## Aim
Every entry needs to be reproduced exactly.

## Excerpt from a dataset
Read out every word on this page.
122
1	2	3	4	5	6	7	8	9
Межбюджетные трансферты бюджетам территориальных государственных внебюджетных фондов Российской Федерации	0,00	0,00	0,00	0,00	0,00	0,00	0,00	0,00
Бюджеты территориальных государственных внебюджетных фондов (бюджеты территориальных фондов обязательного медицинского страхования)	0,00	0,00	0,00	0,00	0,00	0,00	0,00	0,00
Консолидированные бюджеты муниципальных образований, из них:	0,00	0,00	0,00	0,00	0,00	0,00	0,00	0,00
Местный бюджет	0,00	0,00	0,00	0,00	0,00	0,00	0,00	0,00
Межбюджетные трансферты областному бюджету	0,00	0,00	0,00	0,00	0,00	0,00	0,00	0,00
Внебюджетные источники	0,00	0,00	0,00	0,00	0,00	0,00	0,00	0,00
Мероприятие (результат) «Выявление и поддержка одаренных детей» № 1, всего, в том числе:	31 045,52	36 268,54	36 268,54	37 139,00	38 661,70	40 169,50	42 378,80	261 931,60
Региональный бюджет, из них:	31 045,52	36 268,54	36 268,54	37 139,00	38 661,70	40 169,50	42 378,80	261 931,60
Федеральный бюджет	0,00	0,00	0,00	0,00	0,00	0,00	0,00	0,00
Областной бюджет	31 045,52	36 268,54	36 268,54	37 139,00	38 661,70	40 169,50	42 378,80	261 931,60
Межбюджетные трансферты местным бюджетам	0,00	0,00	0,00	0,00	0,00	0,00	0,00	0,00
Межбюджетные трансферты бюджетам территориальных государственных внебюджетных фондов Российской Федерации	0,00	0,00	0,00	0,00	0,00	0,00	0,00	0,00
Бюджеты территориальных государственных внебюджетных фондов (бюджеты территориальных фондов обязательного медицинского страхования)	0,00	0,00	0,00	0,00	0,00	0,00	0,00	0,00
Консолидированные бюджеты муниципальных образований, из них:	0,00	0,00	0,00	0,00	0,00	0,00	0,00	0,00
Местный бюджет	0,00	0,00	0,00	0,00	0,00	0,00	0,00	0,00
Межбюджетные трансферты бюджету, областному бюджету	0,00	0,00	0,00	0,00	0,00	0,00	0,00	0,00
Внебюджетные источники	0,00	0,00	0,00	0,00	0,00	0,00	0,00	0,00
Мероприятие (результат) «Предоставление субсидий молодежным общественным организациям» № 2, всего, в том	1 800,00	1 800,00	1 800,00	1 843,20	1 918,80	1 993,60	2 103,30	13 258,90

## Answer for this exercise
Read out every word on this page.
122
1	2	3	4	5	6	7	8	9
Межбюджетные трансферты бюджетам территориальных государственных внебюджетных фондов Российской Федерации	0,00	0,00	0,00	0,00	0,00	0,00	0,00	0,00
Бюджеты территориальных государственных внебюджетных фондов (бюджеты территориальных фондов обязательного медицинского страхования)	0,00	0,00	0,00	0,00	0,00	0,00	0,00	0,00
Консолидированные бюджеты муниципальных образований, из них:	0,00	0,00	0,00	0,00	0,00	0,00	0,00	0,00
Местный бюджет	0,00	0,00	0,00	0,00	0,00	0,00	0,00	0,00
Межбюджетные трансферты областному бюджету	0,00	0,00	0,00	0,00	0,00	0,00	0,00	0,00
Внебюджетные источники	0,00	0,00	0,00	0,00	0,00	0,00	0,00	0,00
Мероприятие (результат) «Выявление и поддержка одаренных детей» № 1, всего, в том числе:	31 045,52	36 268,54	36 268,54	37 139,00	38 661,70	40 169,50	42 378,80	261 931,60
Региональный бюджет, из них:	31 045,52	36 268,54	36 268,54	37 139,00	38 661,70	40 169,50	42 378,80	261 931,60
Федеральный бюджет	0,00	0,00	0,00	0,00	0,00	0,00	0,00	0,00
Областной бюджет	31 045,52	36 268,54	36 268,54	37 139,00	38 661,70	40 169,50	42 378,80	261 931,60
Межбюджетные трансферты местным бюджетам	0,00	0,00	0,00	0,00	0,00	0,00	0,00	0,00
Межбюджетные трансферты бюджетам территориальных государственных внебюджетных фондов Российской Федерации	0,00	0,00	0,00	0,00	0,00	0,00	0,00	0,00
Бюджеты территориальных государственных внебюджетных фондов (бюджеты территориальных фондов обязательного медицинского страхования)	0,00	0,00	0,00	0,00	0,00	0,00	0,00	0,00
Консолидированные бюджеты муниципальных образований, из них:	0,00	0,00	0,00	0,00	0,00	0,00	0,00	0,00
Местный бюджет	0,00	0,00	0,00	0,00	0,00	0,00	0,00	0,00
Межбюджетные трансферты бюджету, областному бюджету	0,00	0,00	0,00	0,00	0,00	0,00	0,00	0,00
Внебюджетные источники	0,00	0,00	0,00	0,00	0,00	0,00	0,00	0,00
Мероприятие (результат) «Предоставление субсидий молодежным общественным организациям» № 2, всего, в том	1 800,00	1 800,00	1 800,00	1 843,20	1 918,80	1 993,60	2 103,30	13 258,90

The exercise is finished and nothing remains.